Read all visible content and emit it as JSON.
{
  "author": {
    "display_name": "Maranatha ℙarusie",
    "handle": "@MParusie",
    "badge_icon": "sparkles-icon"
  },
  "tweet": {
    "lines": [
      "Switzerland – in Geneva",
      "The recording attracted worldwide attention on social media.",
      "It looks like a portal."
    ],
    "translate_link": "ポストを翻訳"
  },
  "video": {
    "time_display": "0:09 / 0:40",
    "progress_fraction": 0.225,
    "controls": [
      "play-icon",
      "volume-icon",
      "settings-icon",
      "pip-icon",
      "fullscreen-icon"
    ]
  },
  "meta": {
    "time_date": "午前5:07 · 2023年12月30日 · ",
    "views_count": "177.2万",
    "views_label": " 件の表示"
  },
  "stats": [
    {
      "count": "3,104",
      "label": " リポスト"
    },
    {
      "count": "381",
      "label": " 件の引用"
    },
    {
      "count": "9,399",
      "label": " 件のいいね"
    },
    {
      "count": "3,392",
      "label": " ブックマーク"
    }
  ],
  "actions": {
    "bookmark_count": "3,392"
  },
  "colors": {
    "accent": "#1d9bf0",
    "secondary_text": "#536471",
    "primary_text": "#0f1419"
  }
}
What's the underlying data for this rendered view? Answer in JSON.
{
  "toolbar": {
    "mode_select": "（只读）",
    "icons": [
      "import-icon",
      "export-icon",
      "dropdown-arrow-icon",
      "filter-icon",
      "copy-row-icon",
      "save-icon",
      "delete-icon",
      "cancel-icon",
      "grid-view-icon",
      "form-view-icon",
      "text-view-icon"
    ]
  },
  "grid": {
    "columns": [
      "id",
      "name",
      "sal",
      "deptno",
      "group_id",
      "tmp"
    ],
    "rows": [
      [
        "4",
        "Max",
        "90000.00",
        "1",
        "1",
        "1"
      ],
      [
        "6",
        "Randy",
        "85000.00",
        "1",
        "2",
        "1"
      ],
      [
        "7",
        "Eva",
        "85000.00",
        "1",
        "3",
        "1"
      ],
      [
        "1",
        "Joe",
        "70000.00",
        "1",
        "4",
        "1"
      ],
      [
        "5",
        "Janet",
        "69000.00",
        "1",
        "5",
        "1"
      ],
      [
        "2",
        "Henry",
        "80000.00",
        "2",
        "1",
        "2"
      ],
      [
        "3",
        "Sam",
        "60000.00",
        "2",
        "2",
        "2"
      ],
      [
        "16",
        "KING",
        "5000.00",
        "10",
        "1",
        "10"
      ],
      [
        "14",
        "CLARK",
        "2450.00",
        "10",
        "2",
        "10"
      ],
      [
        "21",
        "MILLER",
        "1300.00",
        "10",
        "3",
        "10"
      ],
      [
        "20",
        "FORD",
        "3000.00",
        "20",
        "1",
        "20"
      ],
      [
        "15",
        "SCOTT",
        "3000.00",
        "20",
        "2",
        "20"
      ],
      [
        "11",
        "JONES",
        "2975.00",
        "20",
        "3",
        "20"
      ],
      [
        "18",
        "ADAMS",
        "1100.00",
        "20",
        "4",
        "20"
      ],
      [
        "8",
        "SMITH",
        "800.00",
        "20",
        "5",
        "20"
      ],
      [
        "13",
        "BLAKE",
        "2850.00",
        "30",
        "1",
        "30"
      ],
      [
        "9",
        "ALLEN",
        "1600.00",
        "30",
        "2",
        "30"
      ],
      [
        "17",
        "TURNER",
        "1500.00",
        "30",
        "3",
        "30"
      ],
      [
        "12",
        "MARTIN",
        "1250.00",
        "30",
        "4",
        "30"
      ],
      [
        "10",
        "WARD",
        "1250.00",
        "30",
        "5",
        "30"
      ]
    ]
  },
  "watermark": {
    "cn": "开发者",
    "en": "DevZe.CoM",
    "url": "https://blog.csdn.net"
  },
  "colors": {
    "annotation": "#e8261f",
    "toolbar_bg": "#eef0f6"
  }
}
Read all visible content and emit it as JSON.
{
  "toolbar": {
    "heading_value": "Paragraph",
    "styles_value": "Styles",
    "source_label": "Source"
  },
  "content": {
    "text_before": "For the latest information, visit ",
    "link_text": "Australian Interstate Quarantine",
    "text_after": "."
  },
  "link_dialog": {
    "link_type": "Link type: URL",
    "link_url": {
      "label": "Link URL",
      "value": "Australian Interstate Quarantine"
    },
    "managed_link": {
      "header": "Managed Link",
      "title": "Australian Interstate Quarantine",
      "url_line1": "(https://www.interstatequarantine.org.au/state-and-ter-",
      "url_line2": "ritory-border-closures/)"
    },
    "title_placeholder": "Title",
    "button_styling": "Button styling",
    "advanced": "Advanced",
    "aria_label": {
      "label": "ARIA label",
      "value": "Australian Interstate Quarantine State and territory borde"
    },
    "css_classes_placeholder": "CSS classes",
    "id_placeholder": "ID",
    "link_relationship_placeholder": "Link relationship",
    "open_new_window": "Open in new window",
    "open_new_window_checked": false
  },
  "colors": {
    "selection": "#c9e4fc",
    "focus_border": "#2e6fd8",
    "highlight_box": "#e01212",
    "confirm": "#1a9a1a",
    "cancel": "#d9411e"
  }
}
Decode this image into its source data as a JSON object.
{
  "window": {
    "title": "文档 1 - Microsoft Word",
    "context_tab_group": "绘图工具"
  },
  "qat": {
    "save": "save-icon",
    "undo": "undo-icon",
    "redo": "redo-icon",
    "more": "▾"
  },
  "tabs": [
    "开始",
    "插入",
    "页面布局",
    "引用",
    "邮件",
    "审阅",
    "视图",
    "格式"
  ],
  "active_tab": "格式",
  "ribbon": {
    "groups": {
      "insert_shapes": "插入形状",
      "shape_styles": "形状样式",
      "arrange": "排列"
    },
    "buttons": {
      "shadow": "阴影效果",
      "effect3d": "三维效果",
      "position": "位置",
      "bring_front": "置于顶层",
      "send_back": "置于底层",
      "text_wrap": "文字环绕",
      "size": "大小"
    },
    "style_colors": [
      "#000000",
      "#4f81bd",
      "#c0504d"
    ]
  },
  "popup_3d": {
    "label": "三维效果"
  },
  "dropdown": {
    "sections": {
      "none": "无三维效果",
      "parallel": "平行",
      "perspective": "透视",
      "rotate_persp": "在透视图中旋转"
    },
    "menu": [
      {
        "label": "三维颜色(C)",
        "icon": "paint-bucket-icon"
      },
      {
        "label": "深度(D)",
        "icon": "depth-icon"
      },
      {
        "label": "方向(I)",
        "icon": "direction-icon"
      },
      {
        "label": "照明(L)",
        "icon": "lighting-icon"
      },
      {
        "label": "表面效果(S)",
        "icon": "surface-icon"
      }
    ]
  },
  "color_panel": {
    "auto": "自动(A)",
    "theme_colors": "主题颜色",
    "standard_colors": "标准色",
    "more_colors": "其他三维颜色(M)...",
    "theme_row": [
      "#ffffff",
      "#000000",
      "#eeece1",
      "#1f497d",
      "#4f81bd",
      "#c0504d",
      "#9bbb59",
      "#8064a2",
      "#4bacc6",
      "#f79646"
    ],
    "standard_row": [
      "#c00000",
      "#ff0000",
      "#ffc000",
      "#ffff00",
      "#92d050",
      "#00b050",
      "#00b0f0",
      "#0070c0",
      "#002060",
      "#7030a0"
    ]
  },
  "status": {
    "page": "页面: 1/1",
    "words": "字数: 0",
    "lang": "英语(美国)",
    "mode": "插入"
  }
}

Exercise objective: Copy out the whole listing, exactly as written.

Expected answer:
Read all visible content and emit it as JSON.
{
  "author": {
    "display_name": "Maranatha ℙarusie",
    "handle": "@MParusie",
    "badge_icon": "sparkles-icon"
  },
  "tweet": {
    "lines": [
      "Switzerland – in Geneva",
      "The recording attracted worldwide attention on social media.",
      "It looks like a portal."
    ],
    "translate_link": "ポストを翻訳"
  },
  "video": {
    "time_display": "0:09 / 0:40",
    "progress_fraction": 0.225,
    "controls": [
      "play-icon",
      "volume-icon",
      "settings-icon",
      "pip-icon",
      "fullscreen-icon"
    ]
  },
  "meta": {
    "time_date": "午前5:07 · 2023年12月30日 · ",
    "views_count": "177.2万",
    "views_label": " 件の表示"
  },
  "stats": [
    {
      "count": "3,104",
      "label": " リポスト"
    },
    {
      "count": "381",
      "label": " 件の引用"
    },
    {
      "count": "9,399",
      "label": " 件のいいね"
    },
    {
      "count": "3,392",
      "label": " ブックマーク"
    }
  ],
  "actions": {
    "bookmark_count": "3,392"
  },
  "colors": {
    "accent": "#1d9bf0",
    "secondary_text": "#536471",
    "primary_text": "#0f1419"
  }
}
What's the underlying data for this rendered view? Answer in JSON.
{
  "toolbar": {
    "mode_select": "（只读）",
    "icons": [
      "import-icon",
      "export-icon",
      "dropdown-arrow-icon",
      "filter-icon",
      "copy-row-icon",
      "save-icon",
      "delete-icon",
      "cancel-icon",
      "grid-view-icon",
      "form-view-icon",
      "text-view-icon"
    ]
  },
  "grid": {
    "columns": [
      "id",
      "name",
      "sal",
      "deptno",
      "group_id",
      "tmp"
    ],
    "rows": [
      [
        "4",
        "Max",
        "90000.00",
        "1",
        "1",
        "1"
      ],
      [
        "6",
        "Randy",
        "85000.00",
        "1",
        "2",
        "1"
      ],
      [
        "7",
        "Eva",
        "85000.00",
        "1",
        "3",
        "1"
      ],
      [
        "1",
        "Joe",
        "70000.00",
        "1",
        "4",
        "1"
      ],
      [
        "5",
        "Janet",
        "69000.00",
        "1",
        "5",
        "1"
      ],
      [
        "2",
        "Henry",
        "80000.00",
        "2",
        "1",
        "2"
      ],
      [
        "3",
        "Sam",
        "60000.00",
        "2",
        "2",
        "2"
      ],
      [
        "16",
        "KING",
        "5000.00",
        "10",
        "1",
        "10"
      ],
      [
        "14",
        "CLARK",
        "2450.00",
        "10",
        "2",
        "10"
      ],
      [
        "21",
        "MILLER",
        "1300.00",
        "10",
        "3",
        "10"
      ],
      [
        "20",
        "FORD",
        "3000.00",
        "20",
        "1",
        "20"
      ],
      [
        "15",
        "SCOTT",
        "3000.00",
        "20",
        "2",
        "20"
      ],
      [
        "11",
        "JONES",
        "2975.00",
        "20",
        "3",
        "20"
      ],
      [
        "18",
        "ADAMS",
        "1100.00",
        "20",
        "4",
        "20"
      ],
      [
        "8",
        "SMITH",
        "800.00",
        "20",
        "5",
        "20"
      ],
      [
        "13",
        "BLAKE",
        "2850.00",
        "30",
        "1",
        "30"
      ],
      [
        "9",
        "ALLEN",
        "1600.00",
        "30",
        "2",
        "30"
      ],
      [
        "17",
        "TURNER",
        "1500.00",
        "30",
        "3",
        "30"
      ],
      [
        "12",
        "MARTIN",
        "1250.00",
        "30",
        "4",
        "30"
      ],
      [
        "10",
        "WARD",
        "1250.00",
        "30",
        "5",
        "30"
      ]
    ]
  },
  "watermark": {
    "cn": "开发者",
    "en": "DevZe.CoM",
    "url": "https://blog.csdn.net"
  },
  "colors": {
    "annotation": "#e8261f",
    "toolbar_bg": "#eef0f6"
  }
}
Read all visible content and emit it as JSON.
{
  "toolbar": {
    "heading_value": "Paragraph",
    "styles_value": "Styles",
    "source_label": "Source"
  },
  "content": {
    "text_before": "For the latest information, visit ",
    "link_text": "Australian Interstate Quarantine",
    "text_after": "."
  },
  "link_dialog": {
    "link_type": "Link type: URL",
    "link_url": {
      "label": "Link URL",
      "value": "Australian Interstate Quarantine"
    },
    "managed_link": {
      "header": "Managed Link",
      "title": "Australian Interstate Quarantine",
      "url_line1": "(https://www.interstatequarantine.org.au/state-and-ter-",
      "url_line2": "ritory-border-closures/)"
    },
    "title_placeholder": "Title",
    "button_styling": "Button styling",
    "advanced": "Advanced",
    "aria_label": {
      "label": "ARIA label",
      "value": "Australian Interstate Quarantine State and territory borde"
    },
    "css_classes_placeholder": "CSS classes",
    "id_placeholder": "ID",
    "link_relationship_placeholder": "Link relationship",
    "open_new_window": "Open in new window",
    "open_new_window_checked": false
  },
  "colors": {
    "selection": "#c9e4fc",
    "focus_border": "#2e6fd8",
    "highlight_box": "#e01212",
    "confirm": "#1a9a1a",
    "cancel": "#d9411e"
  }
}
Decode this image into its source data as a JSON object.
{
  "window": {
    "title": "文档 1 - Microsoft Word",
    "context_tab_group": "绘图工具"
  },
  "qat": {
    "save": "save-icon",
    "undo": "undo-icon",
    "redo": "redo-icon",
    "more": "▾"
  },
  "tabs": [
    "开始",
    "插入",
    "页面布局",
    "引用",
    "邮件",
    "审阅",
    "视图",
    "格式"
  ],
  "active_tab": "格式",
  "ribbon": {
    "groups": {
      "insert_shapes": "插入形状",
      "shape_styles": "形状样式",
      "arrange": "排列"
    },
    "buttons": {
      "shadow": "阴影效果",
      "effect3d": "三维效果",
      "position": "位置",
      "bring_front": "置于顶层",
      "send_back": "置于底层",
      "text_wrap": "文字环绕",
      "size": "大小"
    },
    "style_colors": [
      "#000000",
      "#4f81bd",
      "#c0504d"
    ]
  },
  "popup_3d": {
    "label": "三维效果"
  },
  "dropdown": {
    "sections": {
      "none": "无三维效果",
      "parallel": "平行",
      "perspective": "透视",
      "rotate_persp": "在透视图中旋转"
    },
    "menu": [
      {
        "label": "三维颜色(C)",
        "icon": "paint-bucket-icon"
      },
      {
        "label": "深度(D)",
        "icon": "depth-icon"
      },
      {
        "label": "方向(I)",
        "icon": "direction-icon"
      },
      {
        "label": "照明(L)",
        "icon": "lighting-icon"
      },
      {
        "label": "表面效果(S)",
        "icon": "surface-icon"
      }
    ]
  },
  "color_panel": {
    "auto": "自动(A)",
    "theme_colors": "主题颜色",
    "standard_colors": "标准色",
    "more_colors": "其他三维颜色(M)...",
    "theme_row": [
      "#ffffff",
      "#000000",
      "#eeece1",
      "#1f497d",
      "#4f81bd",
      "#c0504d",
      "#9bbb59",
      "#8064a2",
      "#4bacc6",
      "#f79646"
    ],
    "standard_row": [
      "#c00000",
      "#ff0000",
      "#ffc000",
      "#ffff00",
      "#92d050",
      "#00b050",
      "#00b0f0",
      "#0070c0",
      "#002060",
      "#7030a0"
    ]
  },
  "status": {
    "page": "页面: 1/1",
    "words": "字数: 0",
    "lang": "英语(美国)",
    "mode": "插入"
  }
}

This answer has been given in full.